**TASK TO COMPLETE**
What is the number of lines in these entries that contain "eyes"? State it alone.

**DATA SHOWN**
((

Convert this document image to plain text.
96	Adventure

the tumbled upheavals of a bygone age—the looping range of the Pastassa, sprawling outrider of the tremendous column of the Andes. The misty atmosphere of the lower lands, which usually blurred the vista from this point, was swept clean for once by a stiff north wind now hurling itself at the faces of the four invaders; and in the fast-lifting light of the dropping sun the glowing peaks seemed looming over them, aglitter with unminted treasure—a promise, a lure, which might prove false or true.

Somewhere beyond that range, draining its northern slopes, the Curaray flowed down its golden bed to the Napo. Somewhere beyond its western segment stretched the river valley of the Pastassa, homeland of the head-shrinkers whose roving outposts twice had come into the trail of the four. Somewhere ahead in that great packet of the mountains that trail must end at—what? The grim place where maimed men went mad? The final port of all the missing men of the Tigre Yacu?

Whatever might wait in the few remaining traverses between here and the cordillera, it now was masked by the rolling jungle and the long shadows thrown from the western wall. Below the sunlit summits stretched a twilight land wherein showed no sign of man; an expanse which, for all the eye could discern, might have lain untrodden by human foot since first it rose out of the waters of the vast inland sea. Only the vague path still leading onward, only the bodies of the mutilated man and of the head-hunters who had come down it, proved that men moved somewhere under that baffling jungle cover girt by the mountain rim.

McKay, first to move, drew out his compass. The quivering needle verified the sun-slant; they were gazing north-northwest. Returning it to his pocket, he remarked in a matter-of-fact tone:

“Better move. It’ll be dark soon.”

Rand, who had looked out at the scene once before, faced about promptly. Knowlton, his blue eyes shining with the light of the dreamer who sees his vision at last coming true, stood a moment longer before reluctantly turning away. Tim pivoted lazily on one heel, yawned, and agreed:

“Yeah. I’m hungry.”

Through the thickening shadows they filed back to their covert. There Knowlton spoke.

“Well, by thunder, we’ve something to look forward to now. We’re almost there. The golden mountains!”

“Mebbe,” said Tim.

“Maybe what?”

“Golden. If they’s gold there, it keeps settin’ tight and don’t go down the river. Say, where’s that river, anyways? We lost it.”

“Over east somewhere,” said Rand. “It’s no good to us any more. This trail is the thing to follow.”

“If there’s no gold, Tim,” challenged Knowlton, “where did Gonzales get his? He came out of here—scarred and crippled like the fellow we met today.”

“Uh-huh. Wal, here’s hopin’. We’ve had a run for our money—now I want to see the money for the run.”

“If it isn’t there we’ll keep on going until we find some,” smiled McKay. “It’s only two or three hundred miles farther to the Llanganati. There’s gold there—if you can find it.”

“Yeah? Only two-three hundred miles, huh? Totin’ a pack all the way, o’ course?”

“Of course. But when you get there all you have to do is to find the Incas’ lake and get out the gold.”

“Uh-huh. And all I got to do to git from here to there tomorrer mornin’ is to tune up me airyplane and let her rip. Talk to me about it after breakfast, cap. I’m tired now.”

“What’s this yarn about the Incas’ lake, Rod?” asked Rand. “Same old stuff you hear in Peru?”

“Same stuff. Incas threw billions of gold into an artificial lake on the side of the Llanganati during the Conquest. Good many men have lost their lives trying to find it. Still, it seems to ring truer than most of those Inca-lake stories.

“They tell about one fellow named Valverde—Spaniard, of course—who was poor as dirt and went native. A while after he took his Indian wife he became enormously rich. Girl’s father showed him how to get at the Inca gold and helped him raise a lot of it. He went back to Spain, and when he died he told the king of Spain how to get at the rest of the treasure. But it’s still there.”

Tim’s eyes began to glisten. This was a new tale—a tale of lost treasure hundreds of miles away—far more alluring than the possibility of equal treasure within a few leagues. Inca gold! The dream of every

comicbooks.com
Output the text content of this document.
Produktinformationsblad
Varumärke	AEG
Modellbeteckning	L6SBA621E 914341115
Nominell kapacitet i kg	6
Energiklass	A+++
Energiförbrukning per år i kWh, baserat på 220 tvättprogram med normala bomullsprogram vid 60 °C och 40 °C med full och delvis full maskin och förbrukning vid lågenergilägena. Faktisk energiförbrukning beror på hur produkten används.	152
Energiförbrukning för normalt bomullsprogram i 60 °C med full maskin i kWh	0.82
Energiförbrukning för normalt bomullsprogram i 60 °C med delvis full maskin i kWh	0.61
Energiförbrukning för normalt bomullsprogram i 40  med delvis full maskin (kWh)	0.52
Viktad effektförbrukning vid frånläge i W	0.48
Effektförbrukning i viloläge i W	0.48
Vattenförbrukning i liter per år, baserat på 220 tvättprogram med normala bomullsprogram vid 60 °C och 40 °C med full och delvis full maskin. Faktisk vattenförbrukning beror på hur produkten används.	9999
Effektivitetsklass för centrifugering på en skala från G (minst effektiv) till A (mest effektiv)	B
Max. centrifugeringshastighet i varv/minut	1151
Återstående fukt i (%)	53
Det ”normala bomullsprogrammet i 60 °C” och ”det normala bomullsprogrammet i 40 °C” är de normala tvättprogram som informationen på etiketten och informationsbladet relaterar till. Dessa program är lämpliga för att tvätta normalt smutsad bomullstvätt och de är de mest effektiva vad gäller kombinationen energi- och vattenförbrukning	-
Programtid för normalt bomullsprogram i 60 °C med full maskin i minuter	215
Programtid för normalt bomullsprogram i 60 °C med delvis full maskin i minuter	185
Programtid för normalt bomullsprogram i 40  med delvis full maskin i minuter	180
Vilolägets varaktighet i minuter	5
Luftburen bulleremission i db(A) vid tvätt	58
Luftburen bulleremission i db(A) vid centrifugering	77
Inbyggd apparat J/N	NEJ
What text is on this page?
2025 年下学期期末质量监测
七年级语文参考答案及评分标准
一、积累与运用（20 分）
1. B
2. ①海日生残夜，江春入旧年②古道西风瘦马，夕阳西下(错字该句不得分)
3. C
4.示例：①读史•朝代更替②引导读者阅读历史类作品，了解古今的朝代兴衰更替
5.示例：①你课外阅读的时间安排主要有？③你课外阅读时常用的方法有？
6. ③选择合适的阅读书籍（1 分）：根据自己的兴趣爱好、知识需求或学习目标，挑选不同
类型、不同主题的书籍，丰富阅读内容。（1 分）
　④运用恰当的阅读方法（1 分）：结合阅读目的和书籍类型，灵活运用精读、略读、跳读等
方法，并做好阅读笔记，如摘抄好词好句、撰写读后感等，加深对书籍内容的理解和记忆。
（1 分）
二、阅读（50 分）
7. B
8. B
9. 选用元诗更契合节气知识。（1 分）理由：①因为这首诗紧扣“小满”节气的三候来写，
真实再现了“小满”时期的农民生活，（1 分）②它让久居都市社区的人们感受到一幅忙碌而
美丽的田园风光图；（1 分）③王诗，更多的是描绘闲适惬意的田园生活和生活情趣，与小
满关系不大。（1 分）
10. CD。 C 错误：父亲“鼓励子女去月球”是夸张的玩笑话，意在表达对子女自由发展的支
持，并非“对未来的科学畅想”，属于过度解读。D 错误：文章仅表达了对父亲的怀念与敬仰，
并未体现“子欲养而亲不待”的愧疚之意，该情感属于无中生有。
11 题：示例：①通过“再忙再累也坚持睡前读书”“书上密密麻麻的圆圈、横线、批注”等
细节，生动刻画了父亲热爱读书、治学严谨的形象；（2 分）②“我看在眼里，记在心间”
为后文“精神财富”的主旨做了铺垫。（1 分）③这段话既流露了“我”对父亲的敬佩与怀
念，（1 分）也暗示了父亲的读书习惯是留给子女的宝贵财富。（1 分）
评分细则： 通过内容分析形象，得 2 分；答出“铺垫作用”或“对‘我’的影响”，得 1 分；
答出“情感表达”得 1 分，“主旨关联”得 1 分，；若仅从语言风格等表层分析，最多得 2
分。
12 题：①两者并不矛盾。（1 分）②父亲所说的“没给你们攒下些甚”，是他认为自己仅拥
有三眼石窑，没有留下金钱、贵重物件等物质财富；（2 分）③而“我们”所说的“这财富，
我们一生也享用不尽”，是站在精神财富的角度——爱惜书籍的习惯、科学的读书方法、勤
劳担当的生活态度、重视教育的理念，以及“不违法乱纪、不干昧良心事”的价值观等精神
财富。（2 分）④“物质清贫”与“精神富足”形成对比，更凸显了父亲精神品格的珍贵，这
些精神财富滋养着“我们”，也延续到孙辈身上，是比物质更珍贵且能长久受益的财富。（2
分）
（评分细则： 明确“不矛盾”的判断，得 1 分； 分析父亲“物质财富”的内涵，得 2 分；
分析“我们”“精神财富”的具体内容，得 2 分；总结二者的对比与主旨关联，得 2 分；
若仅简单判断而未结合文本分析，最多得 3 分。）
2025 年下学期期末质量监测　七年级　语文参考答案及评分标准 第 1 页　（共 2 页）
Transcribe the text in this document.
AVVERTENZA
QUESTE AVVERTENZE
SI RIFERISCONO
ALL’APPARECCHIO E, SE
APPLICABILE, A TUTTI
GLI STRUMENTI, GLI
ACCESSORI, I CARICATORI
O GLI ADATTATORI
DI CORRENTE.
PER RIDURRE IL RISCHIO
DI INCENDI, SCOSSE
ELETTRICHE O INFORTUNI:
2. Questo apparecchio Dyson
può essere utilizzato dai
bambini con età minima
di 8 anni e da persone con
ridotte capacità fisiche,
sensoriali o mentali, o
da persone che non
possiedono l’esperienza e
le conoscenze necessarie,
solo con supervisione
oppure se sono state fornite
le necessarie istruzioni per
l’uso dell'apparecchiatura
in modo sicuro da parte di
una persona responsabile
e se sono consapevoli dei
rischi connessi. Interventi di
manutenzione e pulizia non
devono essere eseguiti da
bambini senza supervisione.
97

))

**RESPONSE**
2